━━━━━ DATA LINES ━━━━━

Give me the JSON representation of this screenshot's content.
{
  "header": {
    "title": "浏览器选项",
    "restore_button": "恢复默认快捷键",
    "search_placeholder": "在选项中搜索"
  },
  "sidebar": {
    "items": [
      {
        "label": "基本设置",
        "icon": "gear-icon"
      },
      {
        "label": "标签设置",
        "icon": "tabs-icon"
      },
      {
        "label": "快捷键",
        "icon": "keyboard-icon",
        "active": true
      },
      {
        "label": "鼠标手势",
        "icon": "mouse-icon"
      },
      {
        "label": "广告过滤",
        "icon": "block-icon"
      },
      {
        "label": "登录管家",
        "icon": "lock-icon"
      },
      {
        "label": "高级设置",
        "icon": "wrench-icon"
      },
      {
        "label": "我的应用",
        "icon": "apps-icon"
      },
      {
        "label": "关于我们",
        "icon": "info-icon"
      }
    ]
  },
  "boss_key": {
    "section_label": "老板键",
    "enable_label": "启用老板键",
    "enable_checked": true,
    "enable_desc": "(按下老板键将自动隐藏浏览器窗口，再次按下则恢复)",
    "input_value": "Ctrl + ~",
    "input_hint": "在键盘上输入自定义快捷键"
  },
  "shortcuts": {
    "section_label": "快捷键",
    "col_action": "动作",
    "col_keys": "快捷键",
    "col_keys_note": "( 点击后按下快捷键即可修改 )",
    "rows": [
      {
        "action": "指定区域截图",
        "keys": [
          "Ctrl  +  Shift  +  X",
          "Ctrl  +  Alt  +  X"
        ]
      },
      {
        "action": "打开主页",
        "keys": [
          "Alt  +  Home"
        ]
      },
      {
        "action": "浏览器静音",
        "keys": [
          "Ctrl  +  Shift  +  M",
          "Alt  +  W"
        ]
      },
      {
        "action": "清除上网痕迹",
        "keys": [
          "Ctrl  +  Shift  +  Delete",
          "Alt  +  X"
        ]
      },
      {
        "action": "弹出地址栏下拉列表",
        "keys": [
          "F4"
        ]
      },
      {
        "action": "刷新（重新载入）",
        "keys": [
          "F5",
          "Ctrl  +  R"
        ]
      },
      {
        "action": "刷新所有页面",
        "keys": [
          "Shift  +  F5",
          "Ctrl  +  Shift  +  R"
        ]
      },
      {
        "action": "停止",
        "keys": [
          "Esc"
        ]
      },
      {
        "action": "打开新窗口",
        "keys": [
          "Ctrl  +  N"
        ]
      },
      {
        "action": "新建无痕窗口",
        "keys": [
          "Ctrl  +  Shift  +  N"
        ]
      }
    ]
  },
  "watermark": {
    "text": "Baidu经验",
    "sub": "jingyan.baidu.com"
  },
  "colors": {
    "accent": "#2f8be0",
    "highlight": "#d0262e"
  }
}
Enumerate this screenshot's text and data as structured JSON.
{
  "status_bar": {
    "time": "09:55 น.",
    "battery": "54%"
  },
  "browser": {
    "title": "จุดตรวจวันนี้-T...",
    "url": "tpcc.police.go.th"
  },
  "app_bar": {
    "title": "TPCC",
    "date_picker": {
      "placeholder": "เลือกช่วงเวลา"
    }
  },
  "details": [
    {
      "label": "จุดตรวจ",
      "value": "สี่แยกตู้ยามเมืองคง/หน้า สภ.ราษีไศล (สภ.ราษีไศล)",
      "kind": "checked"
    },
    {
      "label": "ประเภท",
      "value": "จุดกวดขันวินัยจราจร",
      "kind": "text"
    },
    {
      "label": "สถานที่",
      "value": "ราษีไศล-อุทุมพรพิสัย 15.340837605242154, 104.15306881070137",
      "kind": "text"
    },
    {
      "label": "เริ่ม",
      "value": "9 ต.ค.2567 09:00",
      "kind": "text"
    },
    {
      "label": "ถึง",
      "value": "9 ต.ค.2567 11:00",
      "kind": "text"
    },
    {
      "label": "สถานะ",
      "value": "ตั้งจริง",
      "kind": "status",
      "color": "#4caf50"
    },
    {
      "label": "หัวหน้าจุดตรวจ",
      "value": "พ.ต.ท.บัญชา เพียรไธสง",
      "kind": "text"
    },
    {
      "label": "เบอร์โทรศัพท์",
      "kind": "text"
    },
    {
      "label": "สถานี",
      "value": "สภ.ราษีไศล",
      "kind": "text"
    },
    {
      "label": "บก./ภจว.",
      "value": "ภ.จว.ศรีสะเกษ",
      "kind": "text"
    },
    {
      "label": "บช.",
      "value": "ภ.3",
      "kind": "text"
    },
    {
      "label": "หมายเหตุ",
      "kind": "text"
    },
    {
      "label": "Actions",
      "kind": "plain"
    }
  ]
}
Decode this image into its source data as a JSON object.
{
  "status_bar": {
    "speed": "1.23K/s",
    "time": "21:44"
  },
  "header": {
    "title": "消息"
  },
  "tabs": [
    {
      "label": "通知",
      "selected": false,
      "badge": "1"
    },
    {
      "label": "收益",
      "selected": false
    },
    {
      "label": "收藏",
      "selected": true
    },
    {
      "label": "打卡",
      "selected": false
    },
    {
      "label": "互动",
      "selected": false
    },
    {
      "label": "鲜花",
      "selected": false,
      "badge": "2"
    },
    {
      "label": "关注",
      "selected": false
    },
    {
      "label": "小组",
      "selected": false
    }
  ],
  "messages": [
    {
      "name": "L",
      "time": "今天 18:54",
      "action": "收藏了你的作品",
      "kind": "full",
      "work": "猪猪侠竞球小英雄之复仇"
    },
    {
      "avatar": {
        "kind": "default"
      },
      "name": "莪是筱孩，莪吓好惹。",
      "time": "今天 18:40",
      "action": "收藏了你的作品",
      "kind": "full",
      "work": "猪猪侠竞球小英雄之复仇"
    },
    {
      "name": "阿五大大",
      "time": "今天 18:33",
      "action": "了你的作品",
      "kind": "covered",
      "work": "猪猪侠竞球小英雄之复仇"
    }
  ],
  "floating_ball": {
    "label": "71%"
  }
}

━━━━━

THE TASK:
Print all of the entries exactly as they appear.

ANSWER TO THE PROBLEM:
Give me the JSON representation of this screenshot's content.
{
  "header": {
    "title": "浏览器选项",
    "restore_button": "恢复默认快捷键",
    "search_placeholder": "在选项中搜索"
  },
  "sidebar": {
    "items": [
      {
        "label": "基本设置",
        "icon": "gear-icon"
      },
      {
        "label": "标签设置",
        "icon": "tabs-icon"
      },
      {
        "label": "快捷键",
        "icon": "keyboard-icon",
        "active": true
      },
      {
        "label": "鼠标手势",
        "icon": "mouse-icon"
      },
      {
        "label": "广告过滤",
        "icon": "block-icon"
      },
      {
        "label": "登录管家",
        "icon": "lock-icon"
      },
      {
        "label": "高级设置",
        "icon": "wrench-icon"
      },
      {
        "label": "我的应用",
        "icon": "apps-icon"
      },
      {
        "label": "关于我们",
        "icon": "info-icon"
      }
    ]
  },
  "boss_key": {
    "section_label": "老板键",
    "enable_label": "启用老板键",
    "enable_checked": true,
    "enable_desc": "(按下老板键将自动隐藏浏览器窗口，再次按下则恢复)",
    "input_value": "Ctrl + ~",
    "input_hint": "在键盘上输入自定义快捷键"
  },
  "shortcuts": {
    "section_label": "快捷键",
    "col_action": "动作",
    "col_keys": "快捷键",
    "col_keys_note": "( 点击后按下快捷键即可修改 )",
    "rows": [
      {
        "action": "指定区域截图",
        "keys": [
          "Ctrl  +  Shift  +  X",
          "Ctrl  +  Alt  +  X"
        ]
      },
      {
        "action": "打开主页",
        "keys": [
          "Alt  +  Home"
        ]
      },
      {
        "action": "浏览器静音",
        "keys": [
          "Ctrl  +  Shift  +  M",
          "Alt  +  W"
        ]
      },
      {
        "action": "清除上网痕迹",
        "keys": [
          "Ctrl  +  Shift  +  Delete",
          "Alt  +  X"
        ]
      },
      {
        "action": "弹出地址栏下拉列表",
        "keys": [
          "F4"
        ]
      },
      {
        "action": "刷新（重新载入）",
        "keys": [
          "F5",
          "Ctrl  +  R"
        ]
      },
      {
        "action": "刷新所有页面",
        "keys": [
          "Shift  +  F5",
          "Ctrl  +  Shift  +  R"
        ]
      },
      {
        "action": "停止",
        "keys": [
          "Esc"
        ]
      },
      {
        "action": "打开新窗口",
        "keys": [
          "Ctrl  +  N"
        ]
      },
      {
        "action": "新建无痕窗口",
        "keys": [
          "Ctrl  +  Shift  +  N"
        ]
      }
    ]
  },
  "watermark": {
    "text": "Baidu经验",
    "sub": "jingyan.baidu.com"
  },
  "colors": {
    "accent": "#2f8be0",
    "highlight": "#d0262e"
  }
}
Enumerate this screenshot's text and data as structured JSON.
{
  "status_bar": {
    "time": "09:55 น.",
    "battery": "54%"
  },
  "browser": {
    "title": "จุดตรวจวันนี้-T...",
    "url": "tpcc.police.go.th"
  },
  "app_bar": {
    "title": "TPCC",
    "date_picker": {
      "placeholder": "เลือกช่วงเวลา"
    }
  },
  "details": [
    {
      "label": "จุดตรวจ",
      "value": "สี่แยกตู้ยามเมืองคง/หน้า สภ.ราษีไศล (สภ.ราษีไศล)",
      "kind": "checked"
    },
    {
      "label": "ประเภท",
      "value": "จุดกวดขันวินัยจราจร",
      "kind": "text"
    },
    {
      "label": "สถานที่",
      "value": "ราษีไศล-อุทุมพรพิสัย 15.340837605242154, 104.15306881070137",
      "kind": "text"
    },
    {
      "label": "เริ่ม",
      "value": "9 ต.ค.2567 09:00",
      "kind": "text"
    },
    {
      "label": "ถึง",
      "value": "9 ต.ค.2567 11:00",
      "kind": "text"
    },
    {
      "label": "สถานะ",
      "value": "ตั้งจริง",
      "kind": "status",
      "color": "#4caf50"
    },
    {
      "label": "หัวหน้าจุดตรวจ",
      "value": "พ.ต.ท.บัญชา เพียรไธสง",
      "kind": "text"
    },
    {
      "label": "เบอร์โทรศัพท์",
      "kind": "text"
    },
    {
      "label": "สถานี",
      "value": "สภ.ราษีไศล",
      "kind": "text"
    },
    {
      "label": "บก./ภจว.",
      "value": "ภ.จว.ศรีสะเกษ",
      "kind": "text"
    },
    {
      "label": "บช.",
      "value": "ภ.3",
      "kind": "text"
    },
    {
      "label": "หมายเหตุ",
      "kind": "text"
    },
    {
      "label": "Actions",
      "kind": "plain"
    }
  ]
}
Decode this image into its source data as a JSON object.
{
  "status_bar": {
    "speed": "1.23K/s",
    "time": "21:44"
  },
  "header": {
    "title": "消息"
  },
  "tabs": [
    {
      "label": "通知",
      "selected": false,
      "badge": "1"
    },
    {
      "label": "收益",
      "selected": false
    },
    {
      "label": "收藏",
      "selected": true
    },
    {
      "label": "打卡",
      "selected": false
    },
    {
      "label": "互动",
      "selected": false
    },
    {
      "label": "鲜花",
      "selected": false,
      "badge": "2"
    },
    {
      "label": "关注",
      "selected": false
    },
    {
      "label": "小组",
      "selected": false
    }
  ],
  "messages": [
    {
      "name": "L",
      "time": "今天 18:54",
      "action": "收藏了你的作品",
      "kind": "full",
      "work": "猪猪侠竞球小英雄之复仇"
    },
    {
      "avatar": {
        "kind": "default"
      },
      "name": "莪是筱孩，莪吓好惹。",
      "time": "今天 18:40",
      "action": "收藏了你的作品",
      "kind": "full",
      "work": "猪猪侠竞球小英雄之复仇"
    },
    {
      "name": "阿五大大",
      "time": "今天 18:33",
      "action": "了你的作品",
      "kind": "covered",
      "work": "猪猪侠竞球小英雄之复仇"
    }
  ],
  "floating_ball": {
    "label": "71%"
  }
}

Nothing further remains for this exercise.